### What to produce
Type out the material below exactly.

-- BEGIN Excerpted records --

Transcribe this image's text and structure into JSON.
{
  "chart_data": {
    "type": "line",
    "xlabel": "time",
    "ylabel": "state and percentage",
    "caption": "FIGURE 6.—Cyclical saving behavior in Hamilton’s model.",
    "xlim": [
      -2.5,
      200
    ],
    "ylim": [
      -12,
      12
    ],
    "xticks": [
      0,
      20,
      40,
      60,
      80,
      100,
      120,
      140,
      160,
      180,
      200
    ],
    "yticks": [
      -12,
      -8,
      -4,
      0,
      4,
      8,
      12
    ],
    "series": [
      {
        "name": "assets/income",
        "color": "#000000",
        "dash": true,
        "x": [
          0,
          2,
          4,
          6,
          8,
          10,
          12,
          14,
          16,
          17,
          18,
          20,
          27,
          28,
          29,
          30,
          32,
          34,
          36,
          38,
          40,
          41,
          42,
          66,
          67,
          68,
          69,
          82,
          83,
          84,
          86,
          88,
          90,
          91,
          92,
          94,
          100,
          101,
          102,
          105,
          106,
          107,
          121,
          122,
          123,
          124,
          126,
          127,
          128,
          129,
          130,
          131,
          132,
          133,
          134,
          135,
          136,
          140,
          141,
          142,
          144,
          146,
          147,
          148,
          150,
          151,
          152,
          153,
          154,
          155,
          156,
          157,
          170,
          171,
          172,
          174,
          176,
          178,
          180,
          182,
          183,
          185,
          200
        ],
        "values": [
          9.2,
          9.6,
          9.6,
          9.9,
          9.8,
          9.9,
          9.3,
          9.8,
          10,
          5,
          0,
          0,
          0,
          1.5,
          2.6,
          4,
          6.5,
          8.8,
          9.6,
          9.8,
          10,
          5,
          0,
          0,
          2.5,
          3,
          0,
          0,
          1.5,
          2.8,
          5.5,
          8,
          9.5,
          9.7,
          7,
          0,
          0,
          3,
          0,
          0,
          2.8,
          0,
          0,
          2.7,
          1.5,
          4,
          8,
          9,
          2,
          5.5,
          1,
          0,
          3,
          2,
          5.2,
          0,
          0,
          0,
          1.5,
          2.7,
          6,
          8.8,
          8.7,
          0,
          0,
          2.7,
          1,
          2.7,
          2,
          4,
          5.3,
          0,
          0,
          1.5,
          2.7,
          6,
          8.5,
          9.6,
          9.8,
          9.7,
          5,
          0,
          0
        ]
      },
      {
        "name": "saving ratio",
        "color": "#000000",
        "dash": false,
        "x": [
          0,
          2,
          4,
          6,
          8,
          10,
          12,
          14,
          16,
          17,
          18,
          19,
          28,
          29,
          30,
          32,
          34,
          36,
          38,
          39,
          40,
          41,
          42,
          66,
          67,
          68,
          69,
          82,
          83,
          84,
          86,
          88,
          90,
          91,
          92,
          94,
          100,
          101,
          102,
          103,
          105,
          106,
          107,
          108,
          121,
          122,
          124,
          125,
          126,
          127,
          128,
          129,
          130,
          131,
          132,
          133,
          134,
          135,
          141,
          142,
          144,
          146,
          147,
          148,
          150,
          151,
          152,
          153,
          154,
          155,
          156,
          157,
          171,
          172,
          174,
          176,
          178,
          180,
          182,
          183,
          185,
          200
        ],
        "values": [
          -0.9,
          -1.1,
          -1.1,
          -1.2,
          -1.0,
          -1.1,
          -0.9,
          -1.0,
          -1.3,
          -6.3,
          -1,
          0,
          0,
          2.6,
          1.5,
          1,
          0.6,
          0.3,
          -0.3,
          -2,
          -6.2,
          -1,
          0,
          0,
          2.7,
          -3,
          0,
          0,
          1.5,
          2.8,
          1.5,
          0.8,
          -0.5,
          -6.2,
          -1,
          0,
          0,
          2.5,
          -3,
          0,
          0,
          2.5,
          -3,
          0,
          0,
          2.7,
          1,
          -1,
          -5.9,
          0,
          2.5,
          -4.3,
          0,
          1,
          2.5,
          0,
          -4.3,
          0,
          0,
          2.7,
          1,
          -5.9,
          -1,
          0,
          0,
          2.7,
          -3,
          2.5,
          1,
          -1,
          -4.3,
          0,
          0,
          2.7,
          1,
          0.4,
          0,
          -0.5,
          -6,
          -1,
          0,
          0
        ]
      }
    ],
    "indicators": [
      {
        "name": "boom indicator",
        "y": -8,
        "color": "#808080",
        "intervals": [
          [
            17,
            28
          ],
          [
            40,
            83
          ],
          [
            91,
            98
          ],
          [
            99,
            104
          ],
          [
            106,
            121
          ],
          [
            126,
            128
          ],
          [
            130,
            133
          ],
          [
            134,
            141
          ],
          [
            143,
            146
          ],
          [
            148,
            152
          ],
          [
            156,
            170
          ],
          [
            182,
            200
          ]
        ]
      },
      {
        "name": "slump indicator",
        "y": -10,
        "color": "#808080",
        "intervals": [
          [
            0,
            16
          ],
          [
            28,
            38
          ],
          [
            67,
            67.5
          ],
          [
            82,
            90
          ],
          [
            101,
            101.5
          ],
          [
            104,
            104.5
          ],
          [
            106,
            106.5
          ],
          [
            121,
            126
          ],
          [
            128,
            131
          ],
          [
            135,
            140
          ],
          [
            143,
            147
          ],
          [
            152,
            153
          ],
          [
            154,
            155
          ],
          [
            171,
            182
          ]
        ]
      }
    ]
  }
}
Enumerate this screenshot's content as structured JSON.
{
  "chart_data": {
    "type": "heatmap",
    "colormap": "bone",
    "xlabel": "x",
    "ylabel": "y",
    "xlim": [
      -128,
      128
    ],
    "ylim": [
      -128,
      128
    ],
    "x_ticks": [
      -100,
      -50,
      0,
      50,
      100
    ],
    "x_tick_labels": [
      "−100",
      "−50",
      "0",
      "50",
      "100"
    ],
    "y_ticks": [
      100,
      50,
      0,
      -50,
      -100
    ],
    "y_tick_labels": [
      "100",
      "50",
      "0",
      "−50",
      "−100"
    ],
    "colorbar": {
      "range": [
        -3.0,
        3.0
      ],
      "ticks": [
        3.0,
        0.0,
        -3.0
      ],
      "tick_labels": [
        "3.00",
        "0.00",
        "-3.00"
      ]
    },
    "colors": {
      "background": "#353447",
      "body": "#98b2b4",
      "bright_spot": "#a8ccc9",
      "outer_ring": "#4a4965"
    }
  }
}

-- END Excerpted records --

### Result of the task
Transcribe this image's text and structure into JSON.
{
  "chart_data": {
    "type": "line",
    "xlabel": "time",
    "ylabel": "state and percentage",
    "caption": "FIGURE 6.—Cyclical saving behavior in Hamilton’s model.",
    "xlim": [
      -2.5,
      200
    ],
    "ylim": [
      -12,
      12
    ],
    "xticks": [
      0,
      20,
      40,
      60,
      80,
      100,
      120,
      140,
      160,
      180,
      200
    ],
    "yticks": [
      -12,
      -8,
      -4,
      0,
      4,
      8,
      12
    ],
    "series": [
      {
        "name": "assets/income",
        "color": "#000000",
        "dash": true,
        "x": [
          0,
          2,
          4,
          6,
          8,
          10,
          12,
          14,
          16,
          17,
          18,
          20,
          27,
          28,
          29,
          30,
          32,
          34,
          36,
          38,
          40,
          41,
          42,
          66,
          67,
          68,
          69,
          82,
          83,
          84,
          86,
          88,
          90,
          91,
          92,
          94,
          100,
          101,
          102,
          105,
          106,
          107,
          121,
          122,
          123,
          124,
          126,
          127,
          128,
          129,
          130,
          131,
          132,
          133,
          134,
          135,
          136,
          140,
          141,
          142,
          144,
          146,
          147,
          148,
          150,
          151,
          152,
          153,
          154,
          155,
          156,
          157,
          170,
          171,
          172,
          174,
          176,
          178,
          180,
          182,
          183,
          185,
          200
        ],
        "values": [
          9.2,
          9.6,
          9.6,
          9.9,
          9.8,
          9.9,
          9.3,
          9.8,
          10,
          5,
          0,
          0,
          0,
          1.5,
          2.6,
          4,
          6.5,
          8.8,
          9.6,
          9.8,
          10,
          5,
          0,
          0,
          2.5,
          3,
          0,
          0,
          1.5,
          2.8,
          5.5,
          8,
          9.5,
          9.7,
          7,
          0,
          0,
          3,
          0,
          0,
          2.8,
          0,
          0,
          2.7,
          1.5,
          4,
          8,
          9,
          2,
          5.5,
          1,
          0,
          3,
          2,
          5.2,
          0,
          0,
          0,
          1.5,
          2.7,
          6,
          8.8,
          8.7,
          0,
          0,
          2.7,
          1,
          2.7,
          2,
          4,
          5.3,
          0,
          0,
          1.5,
          2.7,
          6,
          8.5,
          9.6,
          9.8,
          9.7,
          5,
          0,
          0
        ]
      },
      {
        "name": "saving ratio",
        "color": "#000000",
        "dash": false,
        "x": [
          0,
          2,
          4,
          6,
          8,
          10,
          12,
          14,
          16,
          17,
          18,
          19,
          28,
          29,
          30,
          32,
          34,
          36,
          38,
          39,
          40,
          41,
          42,
          66,
          67,
          68,
          69,
          82,
          83,
          84,
          86,
          88,
          90,
          91,
          92,
          94,
          100,
          101,
          102,
          103,
          105,
          106,
          107,
          108,
          121,
          122,
          124,
          125,
          126,
          127,
          128,
          129,
          130,
          131,
          132,
          133,
          134,
          135,
          141,
          142,
          144,
          146,
          147,
          148,
          150,
          151,
          152,
          153,
          154,
          155,
          156,
          157,
          171,
          172,
          174,
          176,
          178,
          180,
          182,
          183,
          185,
          200
        ],
        "values": [
          -0.9,
          -1.1,
          -1.1,
          -1.2,
          -1.0,
          -1.1,
          -0.9,
          -1.0,
          -1.3,
          -6.3,
          -1,
          0,
          0,
          2.6,
          1.5,
          1,
          0.6,
          0.3,
          -0.3,
          -2,
          -6.2,
          -1,
          0,
          0,
          2.7,
          -3,
          0,
          0,
          1.5,
          2.8,
          1.5,
          0.8,
          -0.5,
          -6.2,
          -1,
          0,
          0,
          2.5,
          -3,
          0,
          0,
          2.5,
          -3,
          0,
          0,
          2.7,
          1,
          -1,
          -5.9,
          0,
          2.5,
          -4.3,
          0,
          1,
          2.5,
          0,
          -4.3,
          0,
          0,
          2.7,
          1,
          -5.9,
          -1,
          0,
          0,
          2.7,
          -3,
          2.5,
          1,
          -1,
          -4.3,
          0,
          0,
          2.7,
          1,
          0.4,
          0,
          -0.5,
          -6,
          -1,
          0,
          0
        ]
      }
    ],
    "indicators": [
      {
        "name": "boom indicator",
        "y": -8,
        "color": "#808080",
        "intervals": [
          [
            17,
            28
          ],
          [
            40,
            83
          ],
          [
            91,
            98
          ],
          [
            99,
            104
          ],
          [
            106,
            121
          ],
          [
            126,
            128
          ],
          [
            130,
            133
          ],
          [
            134,
            141
          ],
          [
            143,
            146
          ],
          [
            148,
            152
          ],
          [
            156,
            170
          ],
          [
            182,
            200
          ]
        ]
      },
      {
        "name": "slump indicator",
        "y": -10,
        "color": "#808080",
        "intervals": [
          [
            0,
            16
          ],
          [
            28,
            38
          ],
          [
            67,
            67.5
          ],
          [
            82,
            90
          ],
          [
            101,
            101.5
          ],
          [
            104,
            104.5
          ],
          [
            106,
            106.5
          ],
          [
            121,
            126
          ],
          [
            128,
            131
          ],
          [
            135,
            140
          ],
          [
            143,
            147
          ],
          [
            152,
            153
          ],
          [
            154,
            155
          ],
          [
            171,
            182
          ]
        ]
      }
    ]
  }
}
Enumerate this screenshot's content as structured JSON.
{
  "chart_data": {
    "type": "heatmap",
    "colormap": "bone",
    "xlabel": "x",
    "ylabel": "y",
    "xlim": [
      -128,
      128
    ],
    "ylim": [
      -128,
      128
    ],
    "x_ticks": [
      -100,
      -50,
      0,
      50,
      100
    ],
    "x_tick_labels": [
      "−100",
      "−50",
      "0",
      "50",
      "100"
    ],
    "y_ticks": [
      100,
      50,
      0,
      -50,
      -100
    ],
    "y_tick_labels": [
      "100",
      "50",
      "0",
      "−50",
      "−100"
    ],
    "colorbar": {
      "range": [
        -3.0,
        3.0
      ],
      "ticks": [
        3.0,
        0.0,
        -3.0
      ],
      "tick_labels": [
        "3.00",
        "0.00",
        "-3.00"
      ]
    },
    "colors": {
      "background": "#353447",
      "body": "#98b2b4",
      "bright_spot": "#a8ccc9",
      "outer_ring": "#4a4965"
    }
  }
}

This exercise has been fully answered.